• **TEXT PROVIDED**:
-- start --

A very common architecture is to use the Simple Queuing Service as the messaging between different parts of a scalable app. So a very common one I talk about all the time is Podango and their podcast processing. So they have a number of different functional units running on different EC2 instances and then each different kind of functional unit, be it a transcoding or assembly or different kinds of processing, each of those is driven by a separate queue and there is one or more EC2 instances pulling off of each queue. If a queue is getting too busy, if it's taking too much time to do work they can simply ramp up the number of EC2s working on a given queue, makes it very easy to scale. They can be functional at a very very low level of processing -- if they only have a few podcasts per hour they can process that; if they get thousands or tens of thousands, the queues are going to get a little bit bigger, the system automatically senses how busy the queues are and then scales up in response.
5. How did Amazon, which started off as an online web store, get into the cloud computing service?
That's a good question. We actually saw that developers would be a good new business for us. Our first main business, of course, is the retail site. The second business is other companies listing and selling their own products in the Amazon Marketplace. Then we saw... the first web service we rolled out over five years ago was access to Amazon product catalogue, and we saw that developers really took to that service right away, brought a lot of energy and innovation and creativity to that and we've realized pretty quickly, I'd say within weeks of rolling out that service, that developers would be a great new customer base for us. Since then we've been looking into ways that we can provide developers with these infrastructure services, so they can build their own applications.

-- end --

• **STATED GOAL**: Extend the interview above on Amazon's cloud computing services, picking up right after its final sentence.

• **COLLECTED DATA**:
-- start --

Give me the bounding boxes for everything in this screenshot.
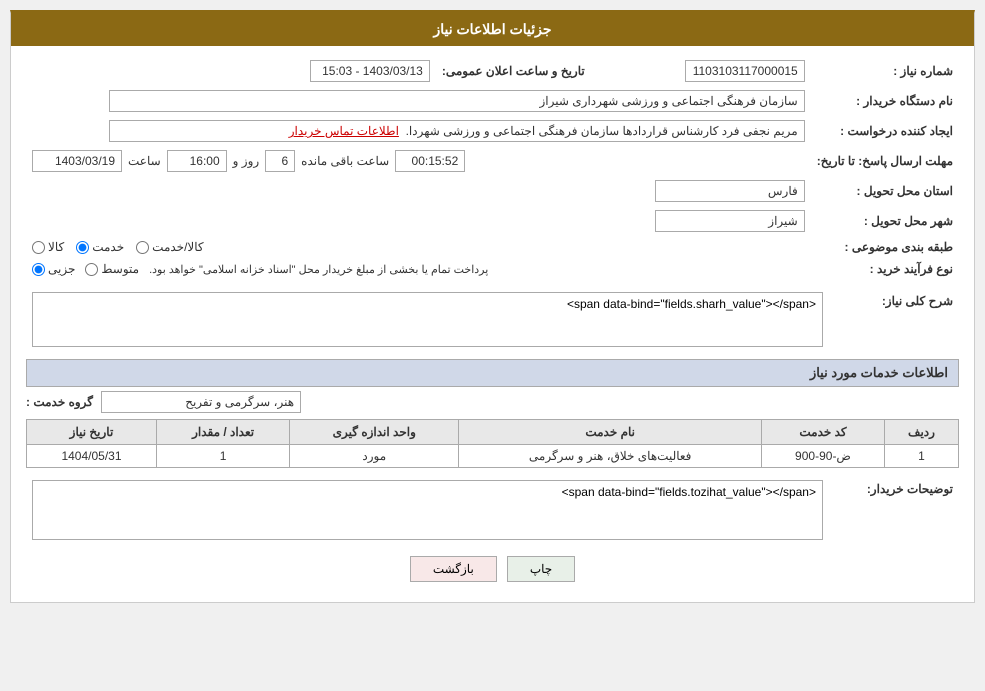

-- end --

• **RESULT**:
Right now there are two separate storage services. There is the Amazon S3, the Simple Storage Service, and the concept there is unindexed block storage. So you store a block of data into S3, it's anywhere between 1 byte up to 5 gigabytes at a time. We don't scan, index or otherwise look inside the data that you have there and actually when you store the data you assign a key; you then retrieve it by key as well. So that is your block-structured storage model. The other one is called SimpleDB; it's a more complex model where you store items that are essentially rows of items and each item has any number of attribute value/pairs associated with it. In that case we do index each of the attribute values that you put in there, you can then do keyed retrieval off of those and you can say: "Give me all items with attributes within a certain range or attributes equal to a certain value.
7. Can you give us examples of domains where we can use one or the other?
One common use case actually is where people will use S3 to store large blocks of data and they'll use the simple database as the index into that data, so they'll put the metadata for the block data into the SimpleDB.
Good question, I haven't really looked at it in depth. It's really interesting I think to look at several different companies trying to solve similar problems and say: "We need to build something very very scalable, very available, straightforward to use" and coming I think to relatively the same... I wouldn't say that, feature for feature they compare, but if you look at them at a granular level then you see there is a lot of similarities between the two approaches. We think that there's a huge marketplace out there for these kinds of services and I am pretty sure that we are going to have competition against any one of the given services.
We don't have a specific date or a timeframe to do that, but certainly as we travel all around the world we do hear from people in all different places that say: "We want EC2 and we want it near us." And so we are really taking all those different things into account as we make our plans. One concrete example I can say is that, based on the number of trips I made to the UK last year, I heard from people in the UK and from other parts of Europe as well, but primarily from the UK that they said: "We love S3, but we want some storage that is closer to us if possible" and so late last year we rolled out Amazon S3 in Europe and we've been really happy with how that's been going.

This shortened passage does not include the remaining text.